(Stored records)
-------------------------

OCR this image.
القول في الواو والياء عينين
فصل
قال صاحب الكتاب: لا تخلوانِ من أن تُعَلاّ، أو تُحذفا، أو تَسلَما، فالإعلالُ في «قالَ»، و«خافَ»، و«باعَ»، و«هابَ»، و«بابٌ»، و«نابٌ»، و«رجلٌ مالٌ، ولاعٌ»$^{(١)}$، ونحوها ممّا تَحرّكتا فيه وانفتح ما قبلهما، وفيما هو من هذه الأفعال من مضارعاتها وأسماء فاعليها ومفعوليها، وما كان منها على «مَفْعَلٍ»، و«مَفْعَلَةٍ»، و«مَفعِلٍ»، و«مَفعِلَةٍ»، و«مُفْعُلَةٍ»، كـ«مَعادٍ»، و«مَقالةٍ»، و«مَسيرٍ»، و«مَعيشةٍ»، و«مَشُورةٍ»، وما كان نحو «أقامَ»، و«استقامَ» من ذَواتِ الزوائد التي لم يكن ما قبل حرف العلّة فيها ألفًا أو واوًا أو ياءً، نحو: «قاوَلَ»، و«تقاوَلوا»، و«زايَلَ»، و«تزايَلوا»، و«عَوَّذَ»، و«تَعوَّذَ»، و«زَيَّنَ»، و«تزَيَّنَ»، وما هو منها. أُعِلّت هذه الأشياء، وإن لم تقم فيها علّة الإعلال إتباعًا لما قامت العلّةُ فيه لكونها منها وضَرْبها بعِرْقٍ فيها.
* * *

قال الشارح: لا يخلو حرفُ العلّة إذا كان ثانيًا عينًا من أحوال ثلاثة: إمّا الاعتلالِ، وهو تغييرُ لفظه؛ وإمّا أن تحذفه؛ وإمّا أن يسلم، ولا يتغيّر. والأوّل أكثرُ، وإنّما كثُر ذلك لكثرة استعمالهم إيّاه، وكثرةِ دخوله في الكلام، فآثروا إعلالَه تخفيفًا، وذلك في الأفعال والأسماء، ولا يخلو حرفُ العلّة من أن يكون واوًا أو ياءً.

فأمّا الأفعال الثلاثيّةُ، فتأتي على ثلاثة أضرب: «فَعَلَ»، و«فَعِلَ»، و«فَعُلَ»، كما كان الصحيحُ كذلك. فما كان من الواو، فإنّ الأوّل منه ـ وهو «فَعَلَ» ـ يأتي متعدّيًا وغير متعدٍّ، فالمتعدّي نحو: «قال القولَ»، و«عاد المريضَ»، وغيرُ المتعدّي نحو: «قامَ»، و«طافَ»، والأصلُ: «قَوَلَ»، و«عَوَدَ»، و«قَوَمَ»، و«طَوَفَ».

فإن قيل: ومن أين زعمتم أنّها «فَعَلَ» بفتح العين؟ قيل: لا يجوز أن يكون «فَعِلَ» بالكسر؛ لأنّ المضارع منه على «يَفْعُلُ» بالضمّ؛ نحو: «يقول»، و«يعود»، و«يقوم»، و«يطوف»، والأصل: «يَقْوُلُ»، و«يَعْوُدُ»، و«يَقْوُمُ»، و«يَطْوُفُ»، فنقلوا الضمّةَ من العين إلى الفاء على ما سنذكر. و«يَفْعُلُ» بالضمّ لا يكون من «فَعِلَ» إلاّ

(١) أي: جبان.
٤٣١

-------------------------

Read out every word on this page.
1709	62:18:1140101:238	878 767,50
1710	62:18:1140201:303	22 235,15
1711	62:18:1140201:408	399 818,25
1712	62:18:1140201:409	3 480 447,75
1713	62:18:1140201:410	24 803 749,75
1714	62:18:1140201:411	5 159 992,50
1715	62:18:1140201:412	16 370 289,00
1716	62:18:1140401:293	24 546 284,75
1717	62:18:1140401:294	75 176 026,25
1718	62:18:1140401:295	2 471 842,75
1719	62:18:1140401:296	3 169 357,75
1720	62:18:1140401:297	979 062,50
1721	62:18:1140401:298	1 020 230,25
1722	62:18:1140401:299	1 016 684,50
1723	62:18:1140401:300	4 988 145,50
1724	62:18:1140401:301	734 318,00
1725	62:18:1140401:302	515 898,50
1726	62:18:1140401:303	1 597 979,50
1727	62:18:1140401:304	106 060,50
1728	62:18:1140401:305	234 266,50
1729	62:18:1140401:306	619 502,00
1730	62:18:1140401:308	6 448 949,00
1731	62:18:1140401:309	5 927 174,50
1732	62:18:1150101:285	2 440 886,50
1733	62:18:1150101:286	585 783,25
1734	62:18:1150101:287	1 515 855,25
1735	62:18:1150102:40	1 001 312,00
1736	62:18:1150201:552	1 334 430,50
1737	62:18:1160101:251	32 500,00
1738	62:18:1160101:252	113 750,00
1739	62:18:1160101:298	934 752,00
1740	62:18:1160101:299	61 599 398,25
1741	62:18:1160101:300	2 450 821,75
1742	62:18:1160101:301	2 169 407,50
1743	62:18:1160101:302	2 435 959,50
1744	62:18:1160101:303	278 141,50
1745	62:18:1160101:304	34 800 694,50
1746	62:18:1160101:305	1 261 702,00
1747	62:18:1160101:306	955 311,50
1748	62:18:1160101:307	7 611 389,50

-------------------------

### [Task goal]
Using the records above, gather all lines where the string "العل" is present.

### [In response]
قال صاحب الكتاب: لا تخلوانِ من أن تُعَلاّ، أو تُحذفا، أو تَسلَما، فالإعلالُ في «قالَ»، و«خافَ»، و«باعَ»، و«هابَ»، و«بابٌ»، و«نابٌ»، و«رجلٌ مالٌ، ولاعٌ»$^{(١)}$، ونحوها ممّا تَحرّكتا فيه وانفتح ما قبلهما، وفيما هو من هذه الأفعال من مضارعاتها وأسماء فاعليها ومفعوليها، وما كان منها على «مَفْعَلٍ»، و«مَفْعَلَةٍ»، و«مَفعِلٍ»، و«مَفعِلَةٍ»، و«مُفْعُلَةٍ»، كـ«مَعادٍ»، و«مَقالةٍ»، و«مَسيرٍ»، و«مَعيشةٍ»، و«مَشُورةٍ»، وما كان نحو «أقامَ»، و«استقامَ» من ذَواتِ الزوائد التي لم يكن ما قبل حرف العلّة فيها ألفًا أو واوًا أو ياءً، نحو: «قاوَلَ»، و«تقاوَلوا»، و«زايَلَ»، و«تزايَلوا»، و«عَوَّذَ»، و«تَعوَّذَ»، و«زَيَّنَ»، و«تزَيَّنَ»، وما هو منها. أُعِلّت هذه الأشياء، وإن لم تقم فيها علّة الإعلال إتباعًا لما قامت العلّةُ فيه لكونها منها وضَرْبها بعِرْقٍ فيها.
قال الشارح: لا يخلو حرفُ العلّة إذا كان ثانيًا عينًا من أحوال ثلاثة: إمّا الاعتلالِ، وهو تغييرُ لفظه؛ وإمّا أن تحذفه؛ وإمّا أن يسلم، ولا يتغيّر. والأوّل أكثرُ، وإنّما كثُر ذلك لكثرة استعمالهم إيّاه، وكثرةِ دخوله في الكلام، فآثروا إعلالَه تخفيفًا، وذلك في الأفعال والأسماء، ولا يخلو حرفُ العلّة من أن يكون واوًا أو ياءً.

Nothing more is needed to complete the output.